== PROBLEM DETAILS ==
Check every line of the entries that follow, and copy the ones containing "seek".

□ □ □ □ □ □ □

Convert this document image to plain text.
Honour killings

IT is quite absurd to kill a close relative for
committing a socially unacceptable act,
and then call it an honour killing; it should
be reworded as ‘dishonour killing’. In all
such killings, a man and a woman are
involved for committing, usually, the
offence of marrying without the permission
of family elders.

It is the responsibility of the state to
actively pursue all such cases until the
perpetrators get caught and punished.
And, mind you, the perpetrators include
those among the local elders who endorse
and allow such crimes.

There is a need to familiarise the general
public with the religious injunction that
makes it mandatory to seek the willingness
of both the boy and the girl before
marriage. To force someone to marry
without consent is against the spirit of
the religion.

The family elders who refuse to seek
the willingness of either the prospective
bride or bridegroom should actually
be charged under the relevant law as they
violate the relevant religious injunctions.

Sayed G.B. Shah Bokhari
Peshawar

□ □ □ □ □ □ □

== ANSWER FOR THIS EXERCISE ==
makes it mandatory to seek the willingness
The family elders who refuse to seek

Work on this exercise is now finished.